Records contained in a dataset
# # # # #

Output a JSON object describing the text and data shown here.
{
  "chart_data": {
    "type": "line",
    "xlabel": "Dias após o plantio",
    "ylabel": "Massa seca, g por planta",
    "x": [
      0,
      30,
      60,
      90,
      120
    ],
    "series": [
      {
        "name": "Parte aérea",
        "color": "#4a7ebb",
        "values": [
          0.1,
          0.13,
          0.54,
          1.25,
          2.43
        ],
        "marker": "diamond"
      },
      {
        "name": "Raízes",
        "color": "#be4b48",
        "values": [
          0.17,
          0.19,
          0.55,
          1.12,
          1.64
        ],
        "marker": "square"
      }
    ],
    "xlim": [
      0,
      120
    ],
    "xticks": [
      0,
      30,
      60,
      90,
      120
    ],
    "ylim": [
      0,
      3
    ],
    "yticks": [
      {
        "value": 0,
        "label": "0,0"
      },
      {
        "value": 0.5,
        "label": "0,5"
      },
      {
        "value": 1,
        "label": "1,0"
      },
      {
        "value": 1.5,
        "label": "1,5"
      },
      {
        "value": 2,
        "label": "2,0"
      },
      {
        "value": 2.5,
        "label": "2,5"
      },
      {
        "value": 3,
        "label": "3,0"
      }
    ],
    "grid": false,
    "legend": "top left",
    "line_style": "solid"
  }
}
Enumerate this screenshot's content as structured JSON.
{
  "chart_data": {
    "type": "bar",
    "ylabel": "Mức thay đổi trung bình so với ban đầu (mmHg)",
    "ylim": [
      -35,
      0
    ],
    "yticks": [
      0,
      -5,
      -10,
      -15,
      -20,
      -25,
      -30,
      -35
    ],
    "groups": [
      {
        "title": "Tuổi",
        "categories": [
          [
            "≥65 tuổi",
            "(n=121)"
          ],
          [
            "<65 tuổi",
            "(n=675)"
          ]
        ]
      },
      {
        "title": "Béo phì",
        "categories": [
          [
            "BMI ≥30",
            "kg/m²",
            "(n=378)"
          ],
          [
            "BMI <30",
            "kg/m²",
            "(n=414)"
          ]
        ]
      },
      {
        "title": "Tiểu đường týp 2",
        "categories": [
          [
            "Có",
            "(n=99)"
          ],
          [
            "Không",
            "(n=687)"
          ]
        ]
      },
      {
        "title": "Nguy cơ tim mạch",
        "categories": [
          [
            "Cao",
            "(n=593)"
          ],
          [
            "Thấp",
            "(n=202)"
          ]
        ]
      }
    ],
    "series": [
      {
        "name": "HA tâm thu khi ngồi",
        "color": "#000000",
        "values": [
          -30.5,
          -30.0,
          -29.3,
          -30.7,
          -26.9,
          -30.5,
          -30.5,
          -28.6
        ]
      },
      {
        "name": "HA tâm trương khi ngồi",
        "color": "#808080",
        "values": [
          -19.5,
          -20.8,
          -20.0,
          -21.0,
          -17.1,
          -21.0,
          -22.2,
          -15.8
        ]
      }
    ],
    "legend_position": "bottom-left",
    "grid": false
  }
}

# # # # #

■ SET PROBLEM:
Print out every entry, keeping each one exact.

■ IN RESPONSE:
Output a JSON object describing the text and data shown here.
{
  "chart_data": {
    "type": "line",
    "xlabel": "Dias após o plantio",
    "ylabel": "Massa seca, g por planta",
    "x": [
      0,
      30,
      60,
      90,
      120
    ],
    "series": [
      {
        "name": "Parte aérea",
        "color": "#4a7ebb",
        "values": [
          0.1,
          0.13,
          0.54,
          1.25,
          2.43
        ],
        "marker": "diamond"
      },
      {
        "name": "Raízes",
        "color": "#be4b48",
        "values": [
          0.17,
          0.19,
          0.55,
          1.12,
          1.64
        ],
        "marker": "square"
      }
    ],
    "xlim": [
      0,
      120
    ],
    "xticks": [
      0,
      30,
      60,
      90,
      120
    ],
    "ylim": [
      0,
      3
    ],
    "yticks": [
      {
        "value": 0,
        "label": "0,0"
      },
      {
        "value": 0.5,
        "label": "0,5"
      },
      {
        "value": 1,
        "label": "1,0"
      },
      {
        "value": 1.5,
        "label": "1,5"
      },
      {
        "value": 2,
        "label": "2,0"
      },
      {
        "value": 2.5,
        "label": "2,5"
      },
      {
        "value": 3,
        "label": "3,0"
      }
    ],
    "grid": false,
    "legend": "top left",
    "line_style": "solid"
  }
}
Enumerate this screenshot's content as structured JSON.
{
  "chart_data": {
    "type": "bar",
    "ylabel": "Mức thay đổi trung bình so với ban đầu (mmHg)",
    "ylim": [
      -35,
      0
    ],
    "yticks": [
      0,
      -5,
      -10,
      -15,
      -20,
      -25,
      -30,
      -35
    ],
    "groups": [
      {
        "title": "Tuổi",
        "categories": [
          [
            "≥65 tuổi",
            "(n=121)"
          ],
          [
            "<65 tuổi",
            "(n=675)"
          ]
        ]
      },
      {
        "title": "Béo phì",
        "categories": [
          [
            "BMI ≥30",
            "kg/m²",
            "(n=378)"
          ],
          [
            "BMI <30",
            "kg/m²",
            "(n=414)"
          ]
        ]
      },
      {
        "title": "Tiểu đường týp 2",
        "categories": [
          [
            "Có",
            "(n=99)"
          ],
          [
            "Không",
            "(n=687)"
          ]
        ]
      },
      {
        "title": "Nguy cơ tim mạch",
        "categories": [
          [
            "Cao",
            "(n=593)"
          ],
          [
            "Thấp",
            "(n=202)"
          ]
        ]
      }
    ],
    "series": [
      {
        "name": "HA tâm thu khi ngồi",
        "color": "#000000",
        "values": [
          -30.5,
          -30.0,
          -29.3,
          -30.7,
          -26.9,
          -30.5,
          -30.5,
          -28.6
        ]
      },
      {
        "name": "HA tâm trương khi ngồi",
        "color": "#808080",
        "values": [
          -19.5,
          -20.8,
          -20.0,
          -21.0,
          -17.1,
          -21.0,
          -22.2,
          -15.8
        ]
      }
    ],
    "legend_position": "bottom-left",
    "grid": false
  }
}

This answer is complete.